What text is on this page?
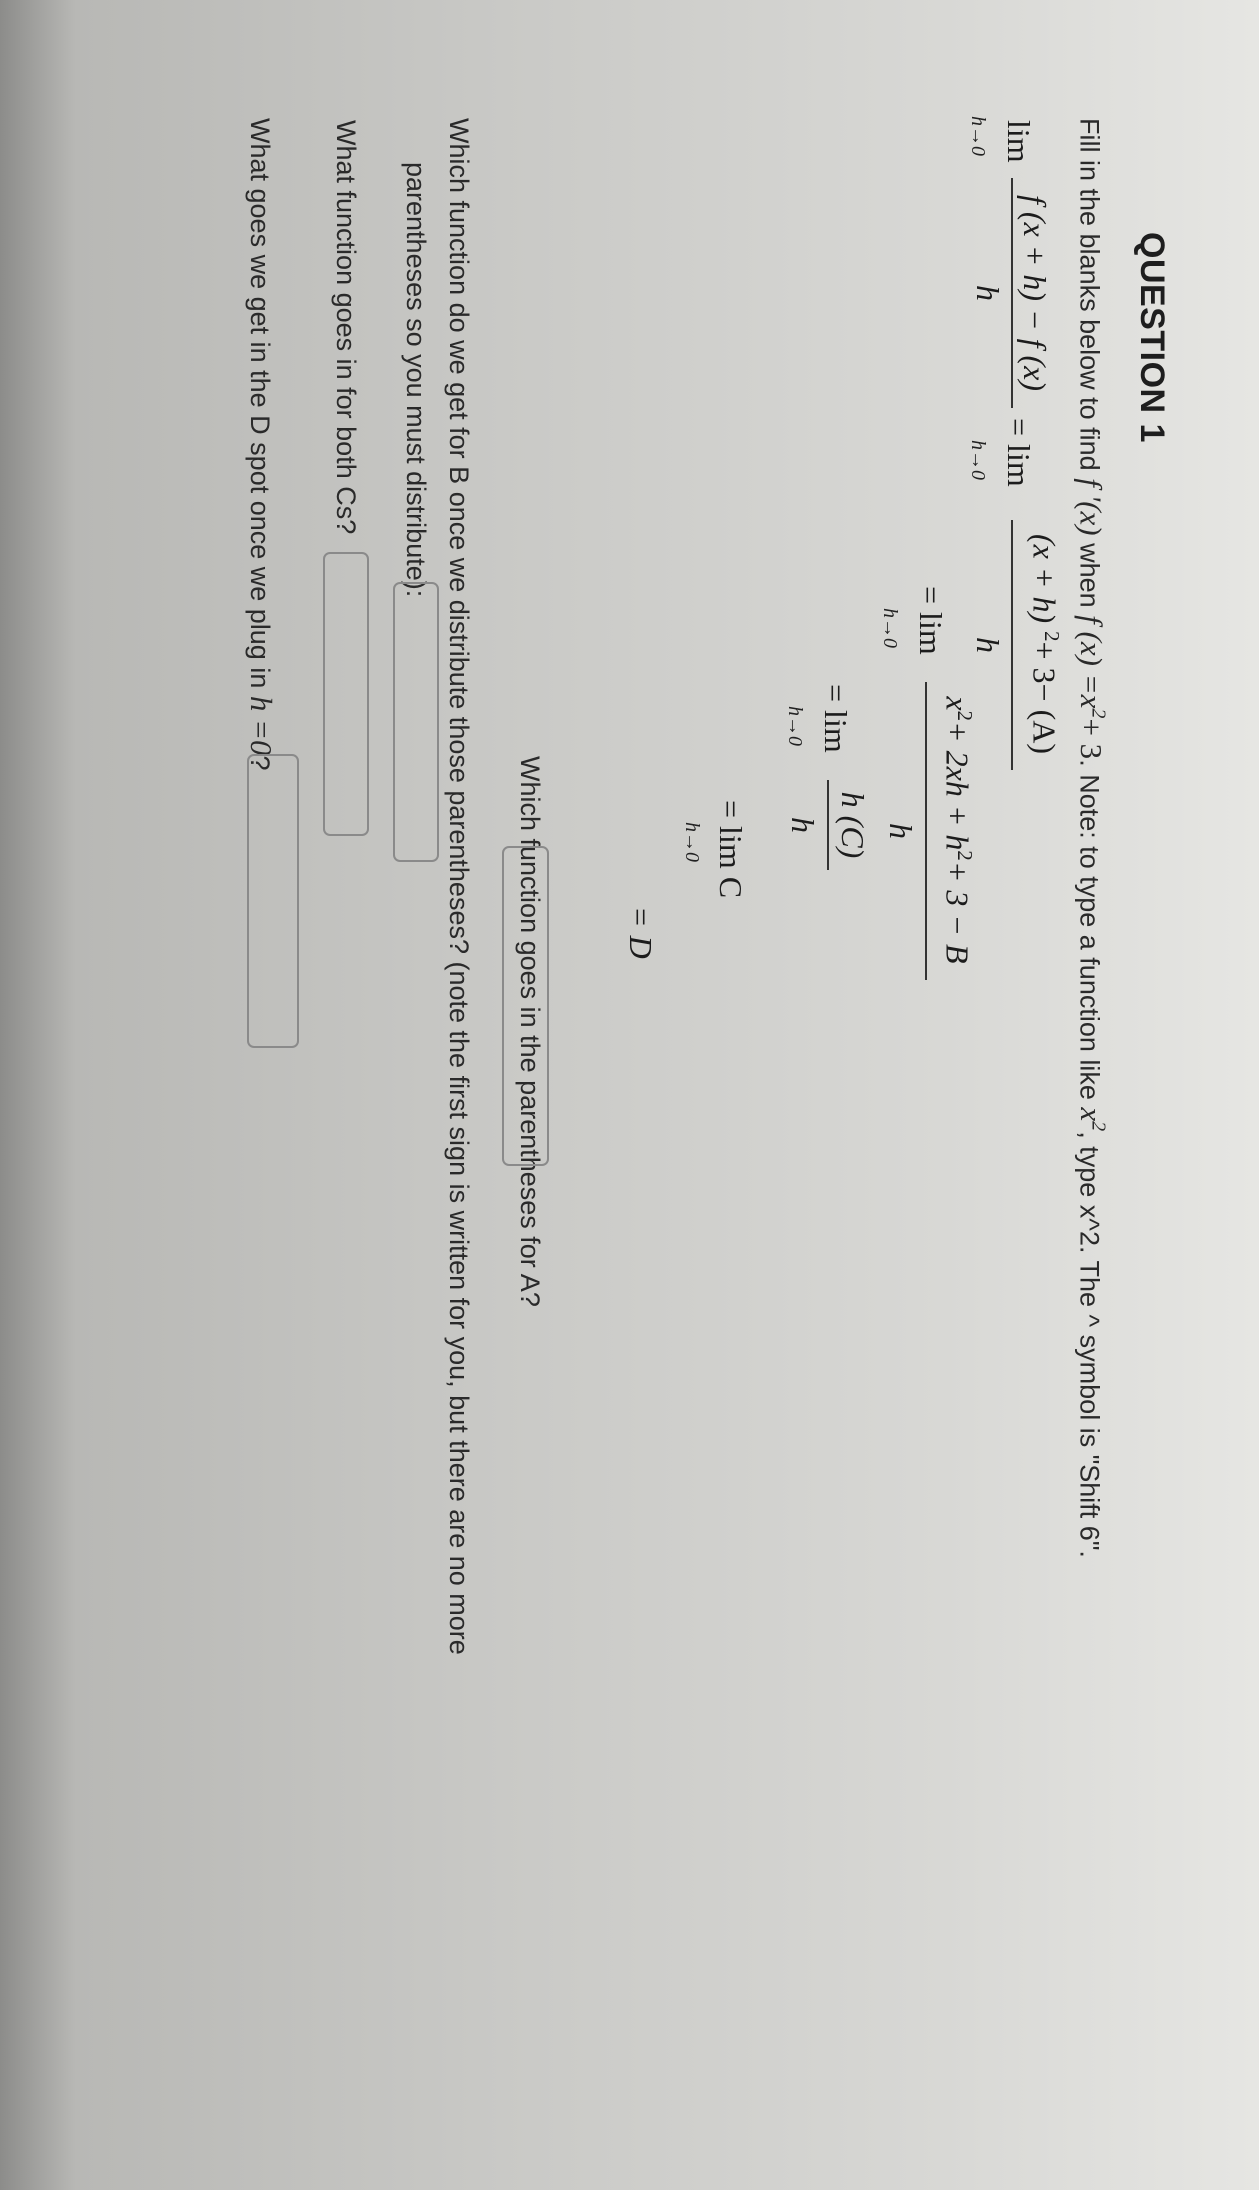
QUESTION 1
Fill in the blanks below to find f '(x) when f $(x) =x^2+ 3$. Note: to type a function like $x^2$, type x^2. The ^ symbol is "Shift 6".
lim
h→0
f (x + h) − f (x)
h
= lim
h→0
(x + h) $^2$+ 3− (A)
h
= lim
h→0
$x^2+ 2xh + h^2+ 3 - B$
h
= lim
h→0
h (C)
h
= lim C
h→0
= D
Which function goes in the parentheses for A?
Which function do we get for B once we distribute those parentheses? (note the first sign is written for you, but there are no more
parentheses so you must distribute):
What function goes in for both Cs?
What goes we get in the D spot once we plug in h =0?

================

→ **TASK DESCRIPTION**
Pictures are not part of the copy; reproduce everything else in the records exactly.

→ **THE RESULT**
What text is on this page?
QUESTION 1
Fill in the blanks below to find f '(x) when f $(x) =x^2+ 3$. Note: to type a function like $x^2$, type x^2. The ^ symbol is "Shift 6".
lim
h→0
f (x + h) − f (x)
h
= lim
h→0
(x + h) $^2$+ 3− (A)
h
= lim
h→0
$x^2+ 2xh + h^2+ 3 - B$
h
= lim
h→0
h (C)
h
= lim C
h→0
= D
Which function goes in the parentheses for A?
Which function do we get for B once we distribute those parentheses? (note the first sign is written for you, but there are no more
parentheses so you must distribute):
What function goes in for both Cs?
What goes we get in the D spot once we plug in h =0?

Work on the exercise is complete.